__DATA ROWS__:
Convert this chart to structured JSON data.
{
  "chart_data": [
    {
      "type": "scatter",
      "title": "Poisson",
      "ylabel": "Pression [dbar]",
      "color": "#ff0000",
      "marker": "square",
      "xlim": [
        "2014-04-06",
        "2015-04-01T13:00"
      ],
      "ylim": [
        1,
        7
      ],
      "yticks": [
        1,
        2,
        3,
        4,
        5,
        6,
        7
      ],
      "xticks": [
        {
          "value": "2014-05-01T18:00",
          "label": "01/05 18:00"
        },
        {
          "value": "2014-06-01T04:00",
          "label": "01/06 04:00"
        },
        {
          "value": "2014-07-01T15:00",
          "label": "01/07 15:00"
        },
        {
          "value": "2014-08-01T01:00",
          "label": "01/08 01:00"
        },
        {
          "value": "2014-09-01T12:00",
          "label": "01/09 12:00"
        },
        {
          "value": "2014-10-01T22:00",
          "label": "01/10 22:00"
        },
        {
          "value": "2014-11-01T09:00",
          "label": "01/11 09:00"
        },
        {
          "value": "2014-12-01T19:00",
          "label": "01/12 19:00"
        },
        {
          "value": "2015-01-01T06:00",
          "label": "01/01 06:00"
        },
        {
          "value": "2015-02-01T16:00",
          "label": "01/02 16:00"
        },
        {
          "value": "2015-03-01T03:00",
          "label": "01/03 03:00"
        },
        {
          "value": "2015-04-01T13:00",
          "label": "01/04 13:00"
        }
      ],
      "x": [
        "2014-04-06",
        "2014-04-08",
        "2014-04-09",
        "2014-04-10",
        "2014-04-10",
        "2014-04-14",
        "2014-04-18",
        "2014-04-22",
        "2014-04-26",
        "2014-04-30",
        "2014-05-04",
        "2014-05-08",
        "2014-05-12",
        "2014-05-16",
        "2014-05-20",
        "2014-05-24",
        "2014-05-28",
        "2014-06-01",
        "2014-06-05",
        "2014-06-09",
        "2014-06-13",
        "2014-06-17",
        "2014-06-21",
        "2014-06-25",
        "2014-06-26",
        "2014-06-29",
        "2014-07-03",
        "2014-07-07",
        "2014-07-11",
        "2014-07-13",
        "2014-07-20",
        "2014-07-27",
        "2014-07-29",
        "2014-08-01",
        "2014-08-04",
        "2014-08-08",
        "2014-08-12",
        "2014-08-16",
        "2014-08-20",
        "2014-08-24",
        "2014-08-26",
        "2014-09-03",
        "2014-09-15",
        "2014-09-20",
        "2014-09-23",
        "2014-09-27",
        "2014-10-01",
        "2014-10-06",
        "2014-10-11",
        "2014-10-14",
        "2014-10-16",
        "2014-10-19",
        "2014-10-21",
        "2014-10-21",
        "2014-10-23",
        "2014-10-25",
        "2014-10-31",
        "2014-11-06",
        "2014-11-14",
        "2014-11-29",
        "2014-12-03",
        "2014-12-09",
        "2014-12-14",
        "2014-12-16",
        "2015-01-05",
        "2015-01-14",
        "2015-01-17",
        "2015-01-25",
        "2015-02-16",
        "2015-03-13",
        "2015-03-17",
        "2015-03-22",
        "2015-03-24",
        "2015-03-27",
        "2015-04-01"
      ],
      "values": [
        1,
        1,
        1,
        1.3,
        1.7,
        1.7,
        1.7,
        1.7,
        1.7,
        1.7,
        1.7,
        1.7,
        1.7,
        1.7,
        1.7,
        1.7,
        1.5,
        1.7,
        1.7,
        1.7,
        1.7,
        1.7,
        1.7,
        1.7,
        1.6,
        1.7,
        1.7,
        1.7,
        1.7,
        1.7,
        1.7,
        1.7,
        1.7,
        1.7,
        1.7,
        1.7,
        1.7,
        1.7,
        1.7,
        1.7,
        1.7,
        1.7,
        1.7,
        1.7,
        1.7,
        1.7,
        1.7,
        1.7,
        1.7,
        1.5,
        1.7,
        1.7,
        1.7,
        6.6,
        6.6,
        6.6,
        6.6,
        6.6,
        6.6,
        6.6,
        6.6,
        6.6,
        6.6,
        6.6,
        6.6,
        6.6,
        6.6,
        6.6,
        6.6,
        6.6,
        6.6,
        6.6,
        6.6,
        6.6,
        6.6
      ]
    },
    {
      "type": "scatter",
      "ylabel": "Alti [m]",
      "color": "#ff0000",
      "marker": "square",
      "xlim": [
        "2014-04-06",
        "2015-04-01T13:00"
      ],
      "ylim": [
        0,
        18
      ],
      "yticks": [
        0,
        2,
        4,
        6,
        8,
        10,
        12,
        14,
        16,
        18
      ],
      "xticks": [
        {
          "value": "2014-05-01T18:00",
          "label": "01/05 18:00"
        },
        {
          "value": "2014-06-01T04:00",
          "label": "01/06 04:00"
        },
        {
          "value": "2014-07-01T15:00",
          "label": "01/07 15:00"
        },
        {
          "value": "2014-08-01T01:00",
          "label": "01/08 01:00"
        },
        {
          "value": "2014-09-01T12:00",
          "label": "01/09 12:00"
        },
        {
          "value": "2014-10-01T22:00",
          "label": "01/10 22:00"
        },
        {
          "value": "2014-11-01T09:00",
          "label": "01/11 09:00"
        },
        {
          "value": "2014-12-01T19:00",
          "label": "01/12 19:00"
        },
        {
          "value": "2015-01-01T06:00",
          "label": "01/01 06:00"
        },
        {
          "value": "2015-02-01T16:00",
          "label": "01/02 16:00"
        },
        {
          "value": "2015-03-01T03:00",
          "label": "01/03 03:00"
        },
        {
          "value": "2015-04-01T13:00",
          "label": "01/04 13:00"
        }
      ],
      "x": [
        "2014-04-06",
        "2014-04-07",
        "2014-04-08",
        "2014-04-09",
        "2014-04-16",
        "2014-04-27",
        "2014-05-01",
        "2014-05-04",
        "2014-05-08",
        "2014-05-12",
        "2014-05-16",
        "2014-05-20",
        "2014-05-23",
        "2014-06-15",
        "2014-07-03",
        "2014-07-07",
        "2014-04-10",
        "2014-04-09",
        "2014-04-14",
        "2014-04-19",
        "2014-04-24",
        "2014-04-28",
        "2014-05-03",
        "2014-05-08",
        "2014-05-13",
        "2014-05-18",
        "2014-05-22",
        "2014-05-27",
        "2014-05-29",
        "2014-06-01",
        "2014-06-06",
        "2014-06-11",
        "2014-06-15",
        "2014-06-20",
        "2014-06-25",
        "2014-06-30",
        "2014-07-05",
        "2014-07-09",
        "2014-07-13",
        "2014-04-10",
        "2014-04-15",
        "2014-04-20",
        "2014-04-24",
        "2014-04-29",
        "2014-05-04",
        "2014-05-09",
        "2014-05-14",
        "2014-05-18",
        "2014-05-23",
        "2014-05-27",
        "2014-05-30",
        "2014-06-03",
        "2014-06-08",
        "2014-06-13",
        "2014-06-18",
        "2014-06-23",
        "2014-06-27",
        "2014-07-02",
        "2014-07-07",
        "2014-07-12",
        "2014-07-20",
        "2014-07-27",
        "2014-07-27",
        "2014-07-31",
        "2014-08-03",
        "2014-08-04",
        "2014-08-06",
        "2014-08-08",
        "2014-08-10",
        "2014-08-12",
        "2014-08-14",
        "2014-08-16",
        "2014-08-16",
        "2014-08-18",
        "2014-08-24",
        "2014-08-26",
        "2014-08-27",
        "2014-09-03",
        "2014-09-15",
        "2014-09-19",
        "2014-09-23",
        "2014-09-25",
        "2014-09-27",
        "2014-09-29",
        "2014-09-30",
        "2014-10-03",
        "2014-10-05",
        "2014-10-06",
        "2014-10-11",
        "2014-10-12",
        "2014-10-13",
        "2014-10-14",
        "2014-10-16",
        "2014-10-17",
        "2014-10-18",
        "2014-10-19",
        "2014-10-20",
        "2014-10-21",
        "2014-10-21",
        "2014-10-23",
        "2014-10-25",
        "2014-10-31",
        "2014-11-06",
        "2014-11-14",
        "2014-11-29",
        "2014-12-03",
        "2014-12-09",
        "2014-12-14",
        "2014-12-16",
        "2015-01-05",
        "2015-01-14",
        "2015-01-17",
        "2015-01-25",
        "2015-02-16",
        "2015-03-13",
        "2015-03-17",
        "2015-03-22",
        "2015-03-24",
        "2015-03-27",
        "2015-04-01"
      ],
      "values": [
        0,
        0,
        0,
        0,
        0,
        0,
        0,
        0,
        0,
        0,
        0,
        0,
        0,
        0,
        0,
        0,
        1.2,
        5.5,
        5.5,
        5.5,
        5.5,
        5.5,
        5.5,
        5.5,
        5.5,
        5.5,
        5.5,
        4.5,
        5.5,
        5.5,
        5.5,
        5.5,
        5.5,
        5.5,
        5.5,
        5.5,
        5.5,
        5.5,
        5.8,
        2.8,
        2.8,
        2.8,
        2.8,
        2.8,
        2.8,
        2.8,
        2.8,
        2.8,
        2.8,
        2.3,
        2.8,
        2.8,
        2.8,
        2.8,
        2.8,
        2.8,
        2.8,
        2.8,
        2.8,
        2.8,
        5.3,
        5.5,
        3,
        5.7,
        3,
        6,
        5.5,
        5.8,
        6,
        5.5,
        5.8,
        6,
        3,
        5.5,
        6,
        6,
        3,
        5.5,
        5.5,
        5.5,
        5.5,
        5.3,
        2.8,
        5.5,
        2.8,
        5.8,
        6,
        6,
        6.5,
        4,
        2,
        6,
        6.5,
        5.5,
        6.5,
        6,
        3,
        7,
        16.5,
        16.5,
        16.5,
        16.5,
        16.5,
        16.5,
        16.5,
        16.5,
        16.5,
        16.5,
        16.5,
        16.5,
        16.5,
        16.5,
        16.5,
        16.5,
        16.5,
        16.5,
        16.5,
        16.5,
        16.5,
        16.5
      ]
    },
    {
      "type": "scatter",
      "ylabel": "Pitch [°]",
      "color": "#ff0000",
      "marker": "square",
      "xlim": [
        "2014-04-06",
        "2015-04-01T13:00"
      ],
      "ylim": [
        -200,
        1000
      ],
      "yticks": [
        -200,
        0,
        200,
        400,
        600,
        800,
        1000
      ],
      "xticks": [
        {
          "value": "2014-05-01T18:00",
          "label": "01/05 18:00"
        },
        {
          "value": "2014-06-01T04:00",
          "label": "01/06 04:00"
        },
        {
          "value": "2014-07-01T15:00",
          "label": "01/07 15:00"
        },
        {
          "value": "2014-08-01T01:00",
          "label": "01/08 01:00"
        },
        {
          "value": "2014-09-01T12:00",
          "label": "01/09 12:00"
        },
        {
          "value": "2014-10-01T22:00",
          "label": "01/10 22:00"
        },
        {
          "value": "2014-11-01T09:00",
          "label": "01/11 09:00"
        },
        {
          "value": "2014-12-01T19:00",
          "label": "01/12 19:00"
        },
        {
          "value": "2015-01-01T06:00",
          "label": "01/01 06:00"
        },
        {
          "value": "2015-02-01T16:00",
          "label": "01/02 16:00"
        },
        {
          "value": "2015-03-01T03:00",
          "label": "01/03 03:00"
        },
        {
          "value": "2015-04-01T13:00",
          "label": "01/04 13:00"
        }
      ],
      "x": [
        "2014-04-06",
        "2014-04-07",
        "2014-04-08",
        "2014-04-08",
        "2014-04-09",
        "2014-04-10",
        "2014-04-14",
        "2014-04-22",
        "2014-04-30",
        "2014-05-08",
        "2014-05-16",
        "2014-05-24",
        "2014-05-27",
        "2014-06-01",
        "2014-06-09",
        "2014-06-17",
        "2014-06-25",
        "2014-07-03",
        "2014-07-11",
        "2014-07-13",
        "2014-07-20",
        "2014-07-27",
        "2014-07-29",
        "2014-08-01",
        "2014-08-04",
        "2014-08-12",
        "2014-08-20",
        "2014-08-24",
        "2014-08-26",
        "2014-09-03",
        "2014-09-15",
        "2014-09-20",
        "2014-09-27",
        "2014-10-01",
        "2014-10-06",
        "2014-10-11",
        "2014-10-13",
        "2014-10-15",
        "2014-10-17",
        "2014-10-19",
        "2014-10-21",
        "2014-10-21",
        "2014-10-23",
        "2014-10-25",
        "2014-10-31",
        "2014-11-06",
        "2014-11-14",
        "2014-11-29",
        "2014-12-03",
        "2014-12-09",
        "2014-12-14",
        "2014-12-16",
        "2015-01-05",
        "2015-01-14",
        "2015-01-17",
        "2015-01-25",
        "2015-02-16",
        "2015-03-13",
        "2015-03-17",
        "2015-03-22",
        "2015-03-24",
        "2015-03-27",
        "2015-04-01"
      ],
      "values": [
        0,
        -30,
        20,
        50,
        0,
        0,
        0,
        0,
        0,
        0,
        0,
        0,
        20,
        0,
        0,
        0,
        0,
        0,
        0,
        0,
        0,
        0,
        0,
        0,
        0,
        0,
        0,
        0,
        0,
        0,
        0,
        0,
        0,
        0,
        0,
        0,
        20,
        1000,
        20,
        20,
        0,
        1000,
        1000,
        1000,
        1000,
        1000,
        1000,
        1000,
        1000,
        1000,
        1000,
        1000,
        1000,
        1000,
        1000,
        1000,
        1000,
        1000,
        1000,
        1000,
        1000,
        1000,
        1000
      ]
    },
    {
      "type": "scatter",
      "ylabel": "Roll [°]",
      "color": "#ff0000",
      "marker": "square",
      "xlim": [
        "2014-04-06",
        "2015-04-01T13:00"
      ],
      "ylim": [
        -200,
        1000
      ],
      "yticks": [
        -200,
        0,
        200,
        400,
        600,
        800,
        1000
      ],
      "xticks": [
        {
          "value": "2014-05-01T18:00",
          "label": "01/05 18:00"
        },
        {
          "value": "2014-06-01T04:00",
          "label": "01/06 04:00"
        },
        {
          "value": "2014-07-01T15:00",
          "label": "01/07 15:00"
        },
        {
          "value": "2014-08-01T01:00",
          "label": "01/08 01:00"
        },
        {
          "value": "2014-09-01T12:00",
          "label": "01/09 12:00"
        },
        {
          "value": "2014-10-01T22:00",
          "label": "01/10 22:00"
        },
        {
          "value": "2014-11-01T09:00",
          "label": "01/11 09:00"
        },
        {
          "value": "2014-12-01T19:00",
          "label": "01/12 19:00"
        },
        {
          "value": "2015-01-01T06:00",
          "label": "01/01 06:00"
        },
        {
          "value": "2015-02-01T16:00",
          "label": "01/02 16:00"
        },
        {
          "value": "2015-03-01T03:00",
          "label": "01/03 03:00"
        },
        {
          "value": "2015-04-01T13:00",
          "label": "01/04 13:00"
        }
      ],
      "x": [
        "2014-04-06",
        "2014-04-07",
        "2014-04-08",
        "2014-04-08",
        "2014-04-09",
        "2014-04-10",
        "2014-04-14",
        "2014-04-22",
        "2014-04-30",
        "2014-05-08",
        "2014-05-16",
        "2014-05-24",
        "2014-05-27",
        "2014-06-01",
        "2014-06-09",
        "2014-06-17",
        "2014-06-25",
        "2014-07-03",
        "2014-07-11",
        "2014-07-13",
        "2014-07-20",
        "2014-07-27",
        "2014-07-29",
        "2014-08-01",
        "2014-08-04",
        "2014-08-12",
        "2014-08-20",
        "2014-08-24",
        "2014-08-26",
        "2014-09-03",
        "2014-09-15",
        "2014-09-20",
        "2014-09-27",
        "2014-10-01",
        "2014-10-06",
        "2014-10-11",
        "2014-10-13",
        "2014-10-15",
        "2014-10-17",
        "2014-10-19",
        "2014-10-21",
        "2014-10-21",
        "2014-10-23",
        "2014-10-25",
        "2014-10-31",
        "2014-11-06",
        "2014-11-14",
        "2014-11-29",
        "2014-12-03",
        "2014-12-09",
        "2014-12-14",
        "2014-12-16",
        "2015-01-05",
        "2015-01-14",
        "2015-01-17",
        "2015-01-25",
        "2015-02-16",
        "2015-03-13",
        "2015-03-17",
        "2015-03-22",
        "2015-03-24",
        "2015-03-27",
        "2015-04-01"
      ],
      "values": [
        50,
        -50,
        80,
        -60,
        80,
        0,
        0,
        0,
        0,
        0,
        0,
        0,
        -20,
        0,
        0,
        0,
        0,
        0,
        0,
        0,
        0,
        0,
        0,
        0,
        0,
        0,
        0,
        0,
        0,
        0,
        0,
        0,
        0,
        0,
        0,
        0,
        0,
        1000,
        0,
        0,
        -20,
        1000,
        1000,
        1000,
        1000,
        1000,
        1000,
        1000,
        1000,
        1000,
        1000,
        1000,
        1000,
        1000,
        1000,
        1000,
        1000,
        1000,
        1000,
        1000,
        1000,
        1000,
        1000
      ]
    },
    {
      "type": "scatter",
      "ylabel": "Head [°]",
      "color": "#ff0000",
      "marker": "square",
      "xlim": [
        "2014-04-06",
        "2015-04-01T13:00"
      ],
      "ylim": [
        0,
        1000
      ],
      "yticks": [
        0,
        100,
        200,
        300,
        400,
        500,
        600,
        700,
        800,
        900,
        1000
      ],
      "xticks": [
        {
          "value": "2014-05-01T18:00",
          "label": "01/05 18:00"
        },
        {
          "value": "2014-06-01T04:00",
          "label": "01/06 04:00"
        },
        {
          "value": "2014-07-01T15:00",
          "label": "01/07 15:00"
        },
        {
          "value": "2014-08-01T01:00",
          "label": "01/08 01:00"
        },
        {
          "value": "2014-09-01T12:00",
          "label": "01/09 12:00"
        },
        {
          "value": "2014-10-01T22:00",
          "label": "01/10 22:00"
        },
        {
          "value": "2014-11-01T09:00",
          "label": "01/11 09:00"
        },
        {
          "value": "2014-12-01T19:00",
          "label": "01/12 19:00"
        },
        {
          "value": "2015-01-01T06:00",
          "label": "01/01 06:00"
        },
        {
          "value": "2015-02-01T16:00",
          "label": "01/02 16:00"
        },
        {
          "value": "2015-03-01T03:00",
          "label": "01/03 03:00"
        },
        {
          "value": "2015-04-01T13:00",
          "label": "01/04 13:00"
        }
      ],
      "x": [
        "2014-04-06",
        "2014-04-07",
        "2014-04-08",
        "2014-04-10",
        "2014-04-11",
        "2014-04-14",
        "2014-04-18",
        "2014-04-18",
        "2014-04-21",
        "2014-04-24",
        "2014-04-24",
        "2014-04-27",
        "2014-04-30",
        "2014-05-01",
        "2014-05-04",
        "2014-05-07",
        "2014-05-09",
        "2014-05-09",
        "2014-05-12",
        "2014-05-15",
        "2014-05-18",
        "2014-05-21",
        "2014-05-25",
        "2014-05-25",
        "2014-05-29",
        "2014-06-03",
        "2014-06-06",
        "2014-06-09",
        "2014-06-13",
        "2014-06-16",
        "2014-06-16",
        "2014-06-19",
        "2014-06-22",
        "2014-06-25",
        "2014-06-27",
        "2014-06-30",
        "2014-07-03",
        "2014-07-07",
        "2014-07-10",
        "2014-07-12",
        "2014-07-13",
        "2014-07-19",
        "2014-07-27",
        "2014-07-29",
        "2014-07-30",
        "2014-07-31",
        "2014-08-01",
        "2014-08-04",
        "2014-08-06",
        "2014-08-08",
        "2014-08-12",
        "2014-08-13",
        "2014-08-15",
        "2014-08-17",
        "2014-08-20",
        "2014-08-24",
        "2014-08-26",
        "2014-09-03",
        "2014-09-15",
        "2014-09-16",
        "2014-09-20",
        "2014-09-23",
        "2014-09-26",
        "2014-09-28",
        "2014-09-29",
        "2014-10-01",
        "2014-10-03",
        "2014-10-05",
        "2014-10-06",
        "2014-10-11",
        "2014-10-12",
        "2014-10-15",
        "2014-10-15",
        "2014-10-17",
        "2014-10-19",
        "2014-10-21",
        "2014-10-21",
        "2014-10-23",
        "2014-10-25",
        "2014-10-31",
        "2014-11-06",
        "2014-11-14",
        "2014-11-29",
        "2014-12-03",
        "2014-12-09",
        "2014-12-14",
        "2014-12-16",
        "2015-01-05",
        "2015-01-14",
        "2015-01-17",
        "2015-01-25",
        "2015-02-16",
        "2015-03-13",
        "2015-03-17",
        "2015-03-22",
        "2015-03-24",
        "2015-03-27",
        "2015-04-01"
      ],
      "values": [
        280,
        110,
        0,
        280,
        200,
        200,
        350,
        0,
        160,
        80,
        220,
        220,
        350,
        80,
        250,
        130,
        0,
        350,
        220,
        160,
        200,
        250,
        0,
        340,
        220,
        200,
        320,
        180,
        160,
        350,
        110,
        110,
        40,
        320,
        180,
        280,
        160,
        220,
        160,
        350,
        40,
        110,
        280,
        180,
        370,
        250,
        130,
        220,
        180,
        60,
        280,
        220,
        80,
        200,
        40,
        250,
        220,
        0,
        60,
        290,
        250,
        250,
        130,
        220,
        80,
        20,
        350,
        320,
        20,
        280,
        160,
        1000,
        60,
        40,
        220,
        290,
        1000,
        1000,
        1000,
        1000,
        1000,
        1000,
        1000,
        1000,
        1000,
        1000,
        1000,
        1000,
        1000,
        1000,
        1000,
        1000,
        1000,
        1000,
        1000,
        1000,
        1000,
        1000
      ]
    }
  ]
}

__REQUIREMENTS__: The word "ylabel" appears in how many lines of the data? Answer with only the number.

__OUTPUT__: 5